Set task :: Rename "Crocodiles" to "Alligators" throughout the records, and return every other line unchanged. Leave the pictures out.

Provided records ::
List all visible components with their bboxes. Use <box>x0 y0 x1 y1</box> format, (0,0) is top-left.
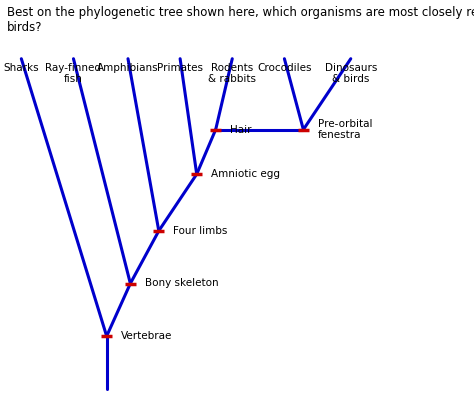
Text: Amniotic egg: Amniotic egg <box>211 169 280 179</box>
Text: Best on the phylogenetic tree shown here, which organisms are most closely relat: Best on the phylogenetic tree shown here… <box>7 6 474 34</box>
Text: Bony skeleton: Bony skeleton <box>145 279 218 288</box>
Text: Four limbs: Four limbs <box>173 226 228 236</box>
Text: Pre-orbital
fenestra: Pre-orbital fenestra <box>318 119 372 141</box>
Text: Primates: Primates <box>157 63 203 73</box>
Text: Crocodiles: Crocodiles <box>257 63 311 73</box>
Text: Rodents
& rabbits: Rodents & rabbits <box>208 63 256 84</box>
Text: Dinosaurs
& birds: Dinosaurs & birds <box>325 63 377 84</box>
Text: Ray-finned
fish: Ray-finned fish <box>46 63 101 84</box>
Text: Amphibians: Amphibians <box>97 63 159 73</box>
Text: Vertebrae: Vertebrae <box>121 331 172 341</box>
Text: Sharks: Sharks <box>3 63 39 73</box>
Text: Hair: Hair <box>230 125 251 134</box>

Answer to the task ::
List all visible components with their bboxes. Use <box>x0 y0 x1 y1</box> format, (0,0) is top-left.
Text: Amniotic egg: Amniotic egg <box>211 169 280 179</box>
Text: Best on the phylogenetic tree shown here, which organisms are most closely relat: Best on the phylogenetic tree shown here… <box>7 6 474 34</box>
Text: Bony skeleton: Bony skeleton <box>145 279 218 288</box>
Text: Four limbs: Four limbs <box>173 226 228 236</box>
Text: Pre-orbital
fenestra: Pre-orbital fenestra <box>318 119 372 141</box>
Text: Primates: Primates <box>157 63 203 73</box>
Text: Alligators: Alligators <box>257 63 311 73</box>
Text: Rodents
& rabbits: Rodents & rabbits <box>208 63 256 84</box>
Text: Dinosaurs
& birds: Dinosaurs & birds <box>325 63 377 84</box>
Text: Ray-finned
fish: Ray-finned fish <box>46 63 101 84</box>
Text: Amphibians: Amphibians <box>97 63 159 73</box>
Text: Vertebrae: Vertebrae <box>121 331 172 341</box>
Text: Sharks: Sharks <box>3 63 39 73</box>
Text: Hair: Hair <box>230 125 251 134</box>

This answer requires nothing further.